Copy out the data word for word, from the very first line through the line that contains "page-last[interactable]: 9139 [101,543,127,561]".

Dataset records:
****************************************

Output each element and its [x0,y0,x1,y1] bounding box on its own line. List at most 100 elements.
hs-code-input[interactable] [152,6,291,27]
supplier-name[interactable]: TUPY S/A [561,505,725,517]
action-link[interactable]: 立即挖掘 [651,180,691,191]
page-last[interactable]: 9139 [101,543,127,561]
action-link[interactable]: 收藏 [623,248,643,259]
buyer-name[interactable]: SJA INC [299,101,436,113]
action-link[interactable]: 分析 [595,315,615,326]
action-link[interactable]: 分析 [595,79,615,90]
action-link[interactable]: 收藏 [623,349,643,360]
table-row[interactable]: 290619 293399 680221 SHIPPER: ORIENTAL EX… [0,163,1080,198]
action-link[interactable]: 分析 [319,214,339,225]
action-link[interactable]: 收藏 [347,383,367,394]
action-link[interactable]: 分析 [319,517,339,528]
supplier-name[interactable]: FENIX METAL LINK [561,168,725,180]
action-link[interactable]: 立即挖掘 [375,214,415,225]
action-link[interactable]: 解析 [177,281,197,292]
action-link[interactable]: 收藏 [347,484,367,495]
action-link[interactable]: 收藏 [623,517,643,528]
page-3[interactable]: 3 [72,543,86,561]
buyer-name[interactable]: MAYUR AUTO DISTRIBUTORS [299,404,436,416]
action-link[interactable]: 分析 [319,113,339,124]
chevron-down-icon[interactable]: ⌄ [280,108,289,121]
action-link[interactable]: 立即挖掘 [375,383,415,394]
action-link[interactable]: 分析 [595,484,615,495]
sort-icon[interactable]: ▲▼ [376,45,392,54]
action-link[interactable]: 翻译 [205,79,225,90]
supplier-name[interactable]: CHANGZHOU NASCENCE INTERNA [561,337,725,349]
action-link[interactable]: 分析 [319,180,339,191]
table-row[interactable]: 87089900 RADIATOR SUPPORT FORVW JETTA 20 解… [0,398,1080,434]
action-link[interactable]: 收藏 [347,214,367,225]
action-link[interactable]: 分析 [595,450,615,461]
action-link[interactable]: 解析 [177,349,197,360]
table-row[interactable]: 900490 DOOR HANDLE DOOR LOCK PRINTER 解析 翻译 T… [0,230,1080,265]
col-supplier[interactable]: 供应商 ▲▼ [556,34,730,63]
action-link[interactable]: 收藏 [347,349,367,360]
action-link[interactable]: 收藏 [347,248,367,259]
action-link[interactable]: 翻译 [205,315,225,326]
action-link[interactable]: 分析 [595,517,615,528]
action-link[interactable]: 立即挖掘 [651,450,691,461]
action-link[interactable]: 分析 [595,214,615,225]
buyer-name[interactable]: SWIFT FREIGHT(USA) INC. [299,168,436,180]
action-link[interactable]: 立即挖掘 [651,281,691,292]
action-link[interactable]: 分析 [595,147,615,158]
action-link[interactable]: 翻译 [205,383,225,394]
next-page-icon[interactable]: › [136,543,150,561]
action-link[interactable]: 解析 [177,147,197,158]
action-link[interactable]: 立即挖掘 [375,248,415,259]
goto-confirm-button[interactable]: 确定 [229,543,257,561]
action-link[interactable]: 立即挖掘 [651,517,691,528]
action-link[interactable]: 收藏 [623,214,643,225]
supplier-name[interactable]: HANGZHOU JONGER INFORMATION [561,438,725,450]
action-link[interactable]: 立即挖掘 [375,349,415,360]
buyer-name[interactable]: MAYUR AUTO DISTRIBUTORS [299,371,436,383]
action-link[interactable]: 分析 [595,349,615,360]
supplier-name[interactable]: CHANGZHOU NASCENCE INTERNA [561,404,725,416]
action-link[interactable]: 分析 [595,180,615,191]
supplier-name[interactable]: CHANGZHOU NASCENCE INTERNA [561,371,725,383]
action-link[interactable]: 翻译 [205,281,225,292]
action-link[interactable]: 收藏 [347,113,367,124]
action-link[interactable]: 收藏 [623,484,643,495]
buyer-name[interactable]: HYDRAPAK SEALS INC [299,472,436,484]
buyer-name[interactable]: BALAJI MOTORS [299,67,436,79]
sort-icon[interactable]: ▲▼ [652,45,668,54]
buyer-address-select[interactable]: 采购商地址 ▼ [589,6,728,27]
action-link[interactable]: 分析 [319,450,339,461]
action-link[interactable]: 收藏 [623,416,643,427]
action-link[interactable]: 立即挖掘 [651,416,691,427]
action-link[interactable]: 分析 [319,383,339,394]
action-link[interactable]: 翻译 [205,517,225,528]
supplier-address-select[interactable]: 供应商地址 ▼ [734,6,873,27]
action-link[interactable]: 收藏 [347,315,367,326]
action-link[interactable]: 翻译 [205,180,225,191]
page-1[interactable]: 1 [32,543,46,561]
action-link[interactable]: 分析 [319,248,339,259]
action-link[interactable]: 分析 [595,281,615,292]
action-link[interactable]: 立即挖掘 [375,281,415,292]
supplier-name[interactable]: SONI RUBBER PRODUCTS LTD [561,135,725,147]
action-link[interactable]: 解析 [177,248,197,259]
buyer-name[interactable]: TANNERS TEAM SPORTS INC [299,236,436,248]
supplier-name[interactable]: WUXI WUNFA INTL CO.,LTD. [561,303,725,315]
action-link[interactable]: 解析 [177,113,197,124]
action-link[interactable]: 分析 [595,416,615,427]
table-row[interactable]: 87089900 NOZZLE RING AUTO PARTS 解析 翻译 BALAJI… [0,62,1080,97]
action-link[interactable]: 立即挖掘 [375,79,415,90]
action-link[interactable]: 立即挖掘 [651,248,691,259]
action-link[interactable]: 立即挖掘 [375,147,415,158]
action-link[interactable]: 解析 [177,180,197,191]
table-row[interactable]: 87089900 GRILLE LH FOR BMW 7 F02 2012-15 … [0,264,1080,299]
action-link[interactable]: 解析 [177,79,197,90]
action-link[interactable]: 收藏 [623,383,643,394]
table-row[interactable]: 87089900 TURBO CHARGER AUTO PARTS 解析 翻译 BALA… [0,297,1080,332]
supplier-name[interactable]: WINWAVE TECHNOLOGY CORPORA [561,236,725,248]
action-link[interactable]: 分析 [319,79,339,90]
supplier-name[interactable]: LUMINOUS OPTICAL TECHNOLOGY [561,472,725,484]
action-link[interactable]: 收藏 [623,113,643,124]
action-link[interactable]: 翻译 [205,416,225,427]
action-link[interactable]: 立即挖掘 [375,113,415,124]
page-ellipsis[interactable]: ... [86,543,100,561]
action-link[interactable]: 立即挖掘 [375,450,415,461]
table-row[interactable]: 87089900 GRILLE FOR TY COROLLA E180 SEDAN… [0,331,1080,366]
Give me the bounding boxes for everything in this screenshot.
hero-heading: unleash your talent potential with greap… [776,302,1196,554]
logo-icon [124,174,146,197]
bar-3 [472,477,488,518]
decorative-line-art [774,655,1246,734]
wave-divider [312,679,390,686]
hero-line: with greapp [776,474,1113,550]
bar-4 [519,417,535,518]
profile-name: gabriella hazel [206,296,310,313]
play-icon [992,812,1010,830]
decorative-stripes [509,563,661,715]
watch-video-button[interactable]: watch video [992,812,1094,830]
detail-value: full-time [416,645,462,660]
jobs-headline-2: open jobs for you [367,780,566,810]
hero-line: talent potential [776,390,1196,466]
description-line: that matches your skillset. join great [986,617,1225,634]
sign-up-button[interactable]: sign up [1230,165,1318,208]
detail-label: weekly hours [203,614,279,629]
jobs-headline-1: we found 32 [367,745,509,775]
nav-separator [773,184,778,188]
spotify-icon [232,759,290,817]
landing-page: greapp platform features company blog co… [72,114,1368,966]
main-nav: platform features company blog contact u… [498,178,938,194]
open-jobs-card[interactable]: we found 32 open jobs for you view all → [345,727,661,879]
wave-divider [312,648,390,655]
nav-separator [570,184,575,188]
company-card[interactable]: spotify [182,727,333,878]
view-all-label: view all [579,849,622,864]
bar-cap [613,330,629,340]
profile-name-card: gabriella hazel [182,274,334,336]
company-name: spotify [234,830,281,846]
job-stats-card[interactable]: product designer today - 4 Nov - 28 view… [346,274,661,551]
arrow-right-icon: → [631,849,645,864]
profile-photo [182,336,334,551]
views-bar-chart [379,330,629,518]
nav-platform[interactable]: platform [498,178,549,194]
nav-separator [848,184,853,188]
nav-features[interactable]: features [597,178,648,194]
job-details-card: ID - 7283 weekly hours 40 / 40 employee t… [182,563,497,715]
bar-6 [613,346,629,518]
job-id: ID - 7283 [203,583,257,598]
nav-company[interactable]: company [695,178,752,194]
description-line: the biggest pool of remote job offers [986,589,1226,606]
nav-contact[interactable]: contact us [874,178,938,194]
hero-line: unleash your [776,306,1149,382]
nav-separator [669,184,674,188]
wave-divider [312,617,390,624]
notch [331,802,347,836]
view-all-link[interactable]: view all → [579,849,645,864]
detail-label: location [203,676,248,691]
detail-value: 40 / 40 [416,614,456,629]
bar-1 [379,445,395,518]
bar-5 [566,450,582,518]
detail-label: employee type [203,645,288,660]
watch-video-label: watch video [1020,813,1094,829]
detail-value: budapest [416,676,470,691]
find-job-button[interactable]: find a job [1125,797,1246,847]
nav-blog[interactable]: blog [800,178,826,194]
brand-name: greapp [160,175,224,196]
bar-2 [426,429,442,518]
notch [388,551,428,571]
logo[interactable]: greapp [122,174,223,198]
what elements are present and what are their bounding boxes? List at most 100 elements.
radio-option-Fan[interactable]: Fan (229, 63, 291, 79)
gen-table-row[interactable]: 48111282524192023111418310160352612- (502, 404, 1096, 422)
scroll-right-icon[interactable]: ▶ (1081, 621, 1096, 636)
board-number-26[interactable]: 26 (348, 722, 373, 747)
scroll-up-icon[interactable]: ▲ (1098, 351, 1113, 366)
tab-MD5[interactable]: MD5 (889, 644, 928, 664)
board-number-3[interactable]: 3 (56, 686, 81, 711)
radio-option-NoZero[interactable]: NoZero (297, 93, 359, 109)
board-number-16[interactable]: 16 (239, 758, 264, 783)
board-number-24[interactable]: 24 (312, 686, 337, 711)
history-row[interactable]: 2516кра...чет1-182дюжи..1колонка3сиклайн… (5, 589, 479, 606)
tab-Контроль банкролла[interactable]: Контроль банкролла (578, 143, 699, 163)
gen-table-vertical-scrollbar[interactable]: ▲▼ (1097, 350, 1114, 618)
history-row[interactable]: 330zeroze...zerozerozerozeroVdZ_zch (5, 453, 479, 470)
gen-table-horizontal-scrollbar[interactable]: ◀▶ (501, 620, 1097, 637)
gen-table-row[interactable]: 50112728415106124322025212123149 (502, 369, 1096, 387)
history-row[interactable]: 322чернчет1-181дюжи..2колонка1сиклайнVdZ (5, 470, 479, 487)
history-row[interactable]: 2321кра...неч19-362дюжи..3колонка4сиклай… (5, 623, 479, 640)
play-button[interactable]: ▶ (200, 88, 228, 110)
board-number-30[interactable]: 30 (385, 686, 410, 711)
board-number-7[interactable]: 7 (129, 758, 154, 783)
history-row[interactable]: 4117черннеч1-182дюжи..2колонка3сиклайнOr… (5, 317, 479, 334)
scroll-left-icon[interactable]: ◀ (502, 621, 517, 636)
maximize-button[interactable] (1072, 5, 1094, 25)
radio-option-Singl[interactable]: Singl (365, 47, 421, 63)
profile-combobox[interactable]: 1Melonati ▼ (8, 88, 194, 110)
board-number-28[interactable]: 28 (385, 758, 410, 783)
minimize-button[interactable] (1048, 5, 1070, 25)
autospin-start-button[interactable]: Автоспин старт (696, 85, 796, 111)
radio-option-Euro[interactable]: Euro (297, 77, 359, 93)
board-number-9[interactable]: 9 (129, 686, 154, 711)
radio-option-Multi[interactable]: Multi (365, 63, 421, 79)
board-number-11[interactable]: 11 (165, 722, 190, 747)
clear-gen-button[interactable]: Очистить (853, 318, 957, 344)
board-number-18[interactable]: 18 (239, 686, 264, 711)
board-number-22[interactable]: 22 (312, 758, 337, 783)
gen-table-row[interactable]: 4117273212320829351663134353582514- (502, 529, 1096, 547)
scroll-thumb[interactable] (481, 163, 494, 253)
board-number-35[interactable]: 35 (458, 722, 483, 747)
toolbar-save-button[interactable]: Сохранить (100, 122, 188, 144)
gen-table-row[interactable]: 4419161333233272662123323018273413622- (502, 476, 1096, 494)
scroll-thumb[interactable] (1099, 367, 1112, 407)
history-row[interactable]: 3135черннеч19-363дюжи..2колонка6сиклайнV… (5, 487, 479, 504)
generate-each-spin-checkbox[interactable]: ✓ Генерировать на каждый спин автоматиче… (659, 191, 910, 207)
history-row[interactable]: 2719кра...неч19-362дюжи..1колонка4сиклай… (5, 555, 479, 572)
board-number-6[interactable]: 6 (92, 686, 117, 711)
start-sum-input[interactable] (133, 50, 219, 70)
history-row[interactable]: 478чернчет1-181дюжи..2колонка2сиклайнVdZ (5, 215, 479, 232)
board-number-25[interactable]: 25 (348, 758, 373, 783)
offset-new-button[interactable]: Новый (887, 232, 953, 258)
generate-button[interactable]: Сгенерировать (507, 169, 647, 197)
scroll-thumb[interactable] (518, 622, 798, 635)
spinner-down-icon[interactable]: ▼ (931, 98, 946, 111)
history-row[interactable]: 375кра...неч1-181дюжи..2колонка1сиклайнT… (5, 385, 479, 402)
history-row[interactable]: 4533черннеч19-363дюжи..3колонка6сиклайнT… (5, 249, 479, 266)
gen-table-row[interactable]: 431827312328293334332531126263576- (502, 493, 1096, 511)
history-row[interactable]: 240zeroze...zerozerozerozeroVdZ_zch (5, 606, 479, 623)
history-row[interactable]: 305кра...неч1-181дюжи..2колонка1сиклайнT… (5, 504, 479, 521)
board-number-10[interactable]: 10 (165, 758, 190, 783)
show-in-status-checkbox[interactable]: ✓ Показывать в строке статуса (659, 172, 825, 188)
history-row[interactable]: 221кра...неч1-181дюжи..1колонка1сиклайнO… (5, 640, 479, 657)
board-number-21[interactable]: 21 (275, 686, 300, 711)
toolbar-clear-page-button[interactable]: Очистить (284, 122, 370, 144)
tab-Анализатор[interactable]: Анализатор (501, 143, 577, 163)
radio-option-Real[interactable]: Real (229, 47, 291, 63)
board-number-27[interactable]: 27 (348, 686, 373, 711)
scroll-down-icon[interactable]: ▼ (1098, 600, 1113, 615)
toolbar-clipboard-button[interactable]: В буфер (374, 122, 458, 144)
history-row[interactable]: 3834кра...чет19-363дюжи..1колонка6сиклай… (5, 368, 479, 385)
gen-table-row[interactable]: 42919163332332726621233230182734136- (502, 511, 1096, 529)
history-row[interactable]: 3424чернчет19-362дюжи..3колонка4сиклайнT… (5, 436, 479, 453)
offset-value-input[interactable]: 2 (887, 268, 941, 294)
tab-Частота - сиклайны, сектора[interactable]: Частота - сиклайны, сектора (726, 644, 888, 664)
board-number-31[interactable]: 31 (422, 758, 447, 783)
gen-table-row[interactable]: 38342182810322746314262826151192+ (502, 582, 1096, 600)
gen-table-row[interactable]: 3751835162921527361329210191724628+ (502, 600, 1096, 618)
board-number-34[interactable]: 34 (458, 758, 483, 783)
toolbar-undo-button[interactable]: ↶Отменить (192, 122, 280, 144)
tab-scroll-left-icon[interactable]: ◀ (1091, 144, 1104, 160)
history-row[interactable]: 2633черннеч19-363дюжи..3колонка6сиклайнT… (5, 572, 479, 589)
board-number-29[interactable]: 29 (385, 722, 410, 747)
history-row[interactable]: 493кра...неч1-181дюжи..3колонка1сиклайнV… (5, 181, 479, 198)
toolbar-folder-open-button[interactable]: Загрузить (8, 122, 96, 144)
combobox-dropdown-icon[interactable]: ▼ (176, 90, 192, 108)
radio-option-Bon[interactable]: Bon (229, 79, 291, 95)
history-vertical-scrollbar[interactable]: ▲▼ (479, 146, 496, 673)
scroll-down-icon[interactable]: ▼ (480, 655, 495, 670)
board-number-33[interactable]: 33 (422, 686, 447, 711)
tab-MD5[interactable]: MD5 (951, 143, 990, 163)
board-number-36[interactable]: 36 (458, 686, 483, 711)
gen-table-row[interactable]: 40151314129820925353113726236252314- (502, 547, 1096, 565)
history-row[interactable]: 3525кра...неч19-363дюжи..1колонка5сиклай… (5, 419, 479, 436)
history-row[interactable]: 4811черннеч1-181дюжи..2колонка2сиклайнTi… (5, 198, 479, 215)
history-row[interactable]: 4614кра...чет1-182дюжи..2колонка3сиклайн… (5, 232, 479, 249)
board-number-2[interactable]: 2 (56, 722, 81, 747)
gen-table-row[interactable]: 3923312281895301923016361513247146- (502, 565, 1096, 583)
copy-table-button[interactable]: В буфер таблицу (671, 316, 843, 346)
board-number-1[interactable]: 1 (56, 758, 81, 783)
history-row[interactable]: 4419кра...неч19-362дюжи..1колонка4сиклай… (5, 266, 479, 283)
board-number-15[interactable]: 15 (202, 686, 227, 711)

****************************************

ANSWER:
Output each element and its [x0,y0,x1,y1] bounding box on its own line. List at most 100 elements.
hs-code-input[interactable] [152,6,291,27]
supplier-name[interactable]: TUPY S/A [561,505,725,517]
action-link[interactable]: 立即挖掘 [651,180,691,191]
page-last[interactable]: 9139 [101,543,127,561]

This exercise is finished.